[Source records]
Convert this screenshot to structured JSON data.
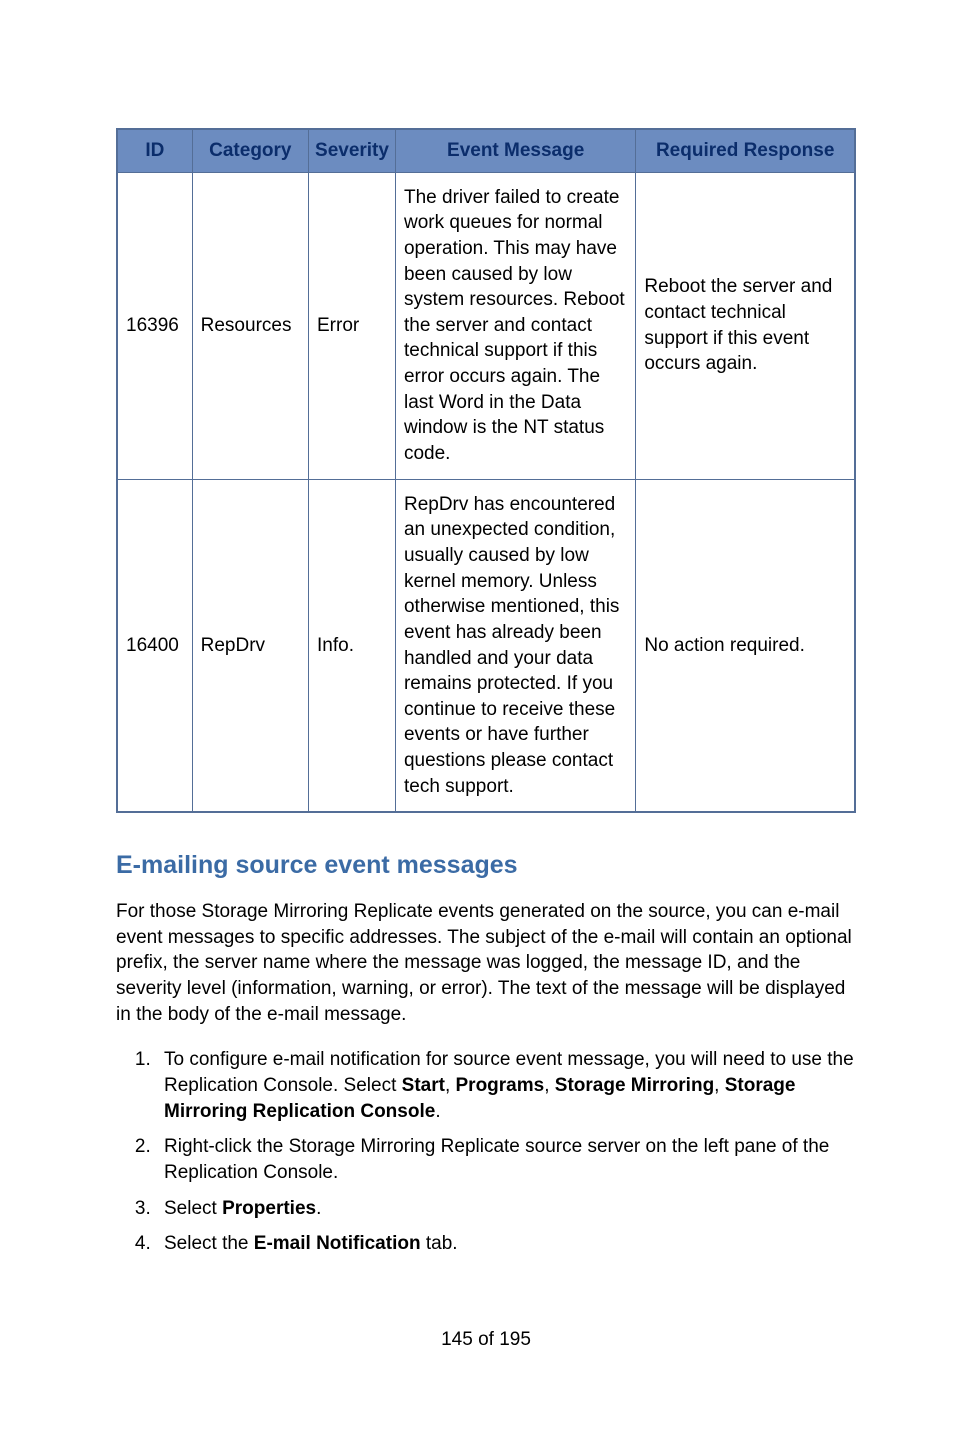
{
  "table": {
    "headers": [
      "ID",
      "Category",
      "Severity",
      "Event Message",
      "Required Response"
    ],
    "rows": [
      {
        "id": "16396",
        "category": "Resources",
        "severity": "Error",
        "message": "The driver failed to create work queues for normal operation. This may have been caused by low system resources. Reboot the server and contact technical support if this error occurs again. The last Word in the Data window is the NT status code.",
        "response": "Reboot the server and contact technical support if this event occurs again."
      },
      {
        "id": "16400",
        "category": "RepDrv",
        "severity": "Info.",
        "message": "RepDrv has encountered an unexpected condition, usually caused by low kernel memory. Unless otherwise mentioned, this event has already been handled and your data remains protected. If you continue to receive these events or have further questions please contact tech support.",
        "response": "No action required."
      }
    ]
  },
  "section_heading": "E-mailing source event messages",
  "intro_paragraph": "For those Storage Mirroring Replicate events generated on the source, you can e-mail event messages to specific addresses. The subject of the e-mail will contain an optional prefix, the server name where the message was logged, the message ID, and the severity level (information, warning, or error). The text of the message will be displayed in the body of the e-mail message.",
  "steps": {
    "s1": {
      "pre": "To configure e-mail notification for source event message, you will need to use the Replication Console. Select ",
      "b1": "Start",
      "sep1": ", ",
      "b2": "Programs",
      "sep2": ", ",
      "b3": "Storage Mirroring",
      "sep3": ", ",
      "b4": "Storage Mirroring Replication Console",
      "post": "."
    },
    "s2": "Right-click the Storage Mirroring Replicate source server on the left pane of the Replication Console.",
    "s3": {
      "pre": "Select ",
      "b": "Properties",
      "post": "."
    },
    "s4": {
      "pre": "Select the ",
      "b": "E-mail Notification",
      "post": " tab."
    }
  },
  "page_number": "145 of 195"
}
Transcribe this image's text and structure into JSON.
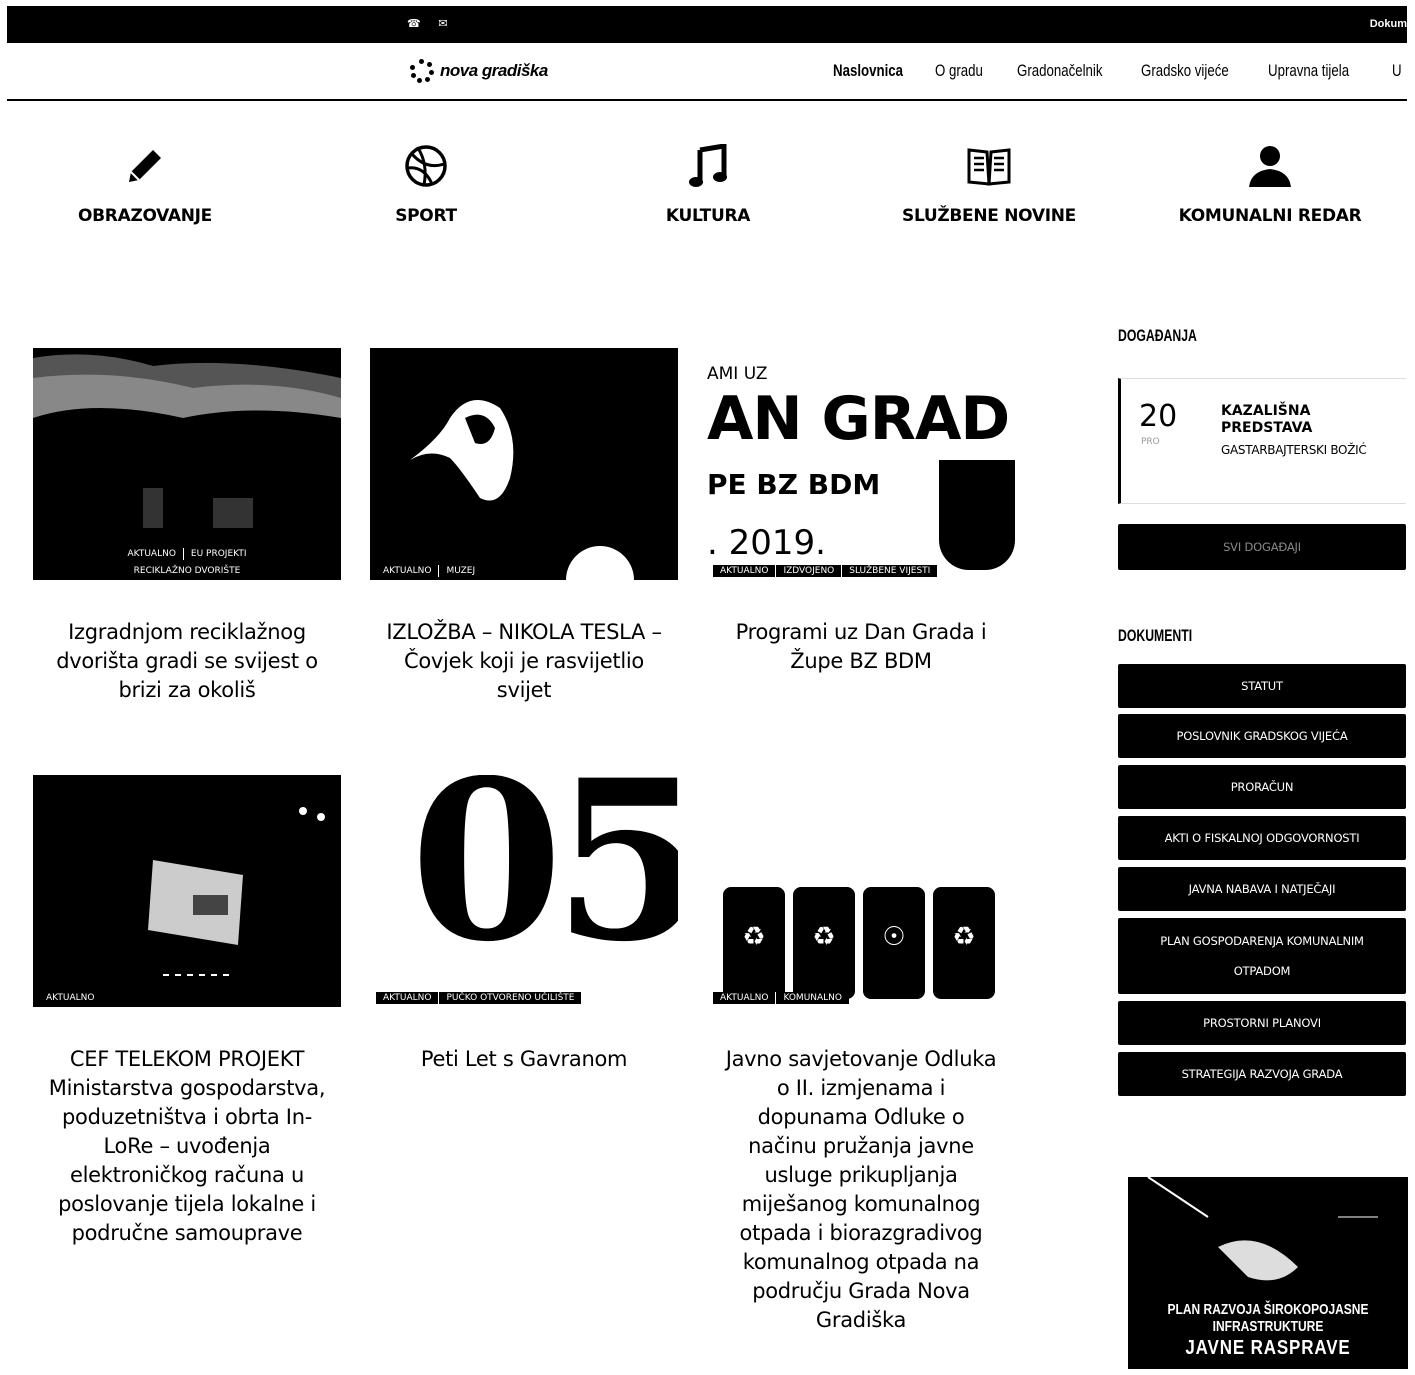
{
  "topbar": {
    "doc_link": "Dokum"
  },
  "header": {
    "logo_text": "nova gradiška",
    "nav": [
      "Naslovnica",
      "O gradu",
      "Gradonačelnik",
      "Gradsko vijeće",
      "Upravna tijela",
      "U"
    ]
  },
  "categories": [
    {
      "label": "OBRAZOVANJE",
      "icon": "pencil-icon"
    },
    {
      "label": "SPORT",
      "icon": "basketball-icon"
    },
    {
      "label": "KULTURA",
      "icon": "music-note-icon"
    },
    {
      "label": "SLUŽBENE NOVINE",
      "icon": "book-icon"
    },
    {
      "label": "KOMUNALNI REDAR",
      "icon": "user-icon"
    }
  ],
  "articles": [
    {
      "title": "Izgradnjom reciklažnog dvorišta gradi se svijest o brizi za okoliš",
      "tags": [
        "AKTUALNO",
        "EU PROJEKTI",
        "RECIKLAŽNO DVORIŠTE"
      ]
    },
    {
      "title": "IZLOŽBA – NIKOLA TESLA – Čovjek koji je rasvijetlio svijet",
      "tags": [
        "AKTUALNO",
        "MUZEJ"
      ]
    },
    {
      "title": "Programi uz Dan Grada i Župe BZ BDM",
      "tags": [
        "AKTUALNO",
        "IZDVOJENO",
        "SLUŽBENE VIJESTI"
      ],
      "image_text": {
        "line1": "AMI UZ",
        "line2": "AN GRAD",
        "line3": "PE BZ BDM",
        "line4": ". 2019."
      }
    },
    {
      "title": "CEF TELEKOM PROJEKT Ministarstva gospodarstva, poduzetništva i obrta In-LoRe – uvođenja elektroničkog računa u poslovanje tijela lokalne i područne samouprave",
      "tags": [
        "AKTUALNO"
      ]
    },
    {
      "title": "Peti Let s Gavranom",
      "tags": [
        "AKTUALNO",
        "PUČKO OTVORENO UČILIŠTE"
      ],
      "image_text": {
        "big": "05."
      }
    },
    {
      "title": "Javno savjetovanje Odluka o II. izmjenama i dopunama Odluke o načinu pružanja javne usluge prikupljanja miješanog komunalnog otpada i biorazgradivog komunalnog otpada na području Grada Nova Gradiška",
      "tags": [
        "AKTUALNO",
        "KOMUNALNO"
      ]
    }
  ],
  "sidebar": {
    "events_heading": "DOGAĐANJA",
    "event": {
      "day": "20",
      "month": "PRO",
      "title": "KAZALIŠNA PREDSTAVA",
      "subtitle": "GASTARBAJTERSKI BOŽIĆ"
    },
    "all_events": "SVI DOGAĐAJI",
    "docs_heading": "DOKUMENTI",
    "docs": [
      "STATUT",
      "POSLOVNIK GRADSKOG VIJEĆA",
      "PRORAČUN",
      "AKTI O FISKALNOJ ODGOVORNOSTI",
      "JAVNA NABAVA I NATJEČAJI",
      "PLAN GOSPODARENJA KOMUNALNIM OTPADOM",
      "PROSTORNI PLANOVI",
      "STRATEGIJA RAZVOJA GRADA"
    ],
    "banner": {
      "line1": "PLAN RAZVOJA ŠIROKOPOJASNE INFRASTRUKTURE",
      "line2": "JAVNE RASPRAVE"
    }
  }
}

■ WHAT TO PRODUCE: Of all the lines above, how many contain "will"? Give the number and nothing more.

■ REPLY: 2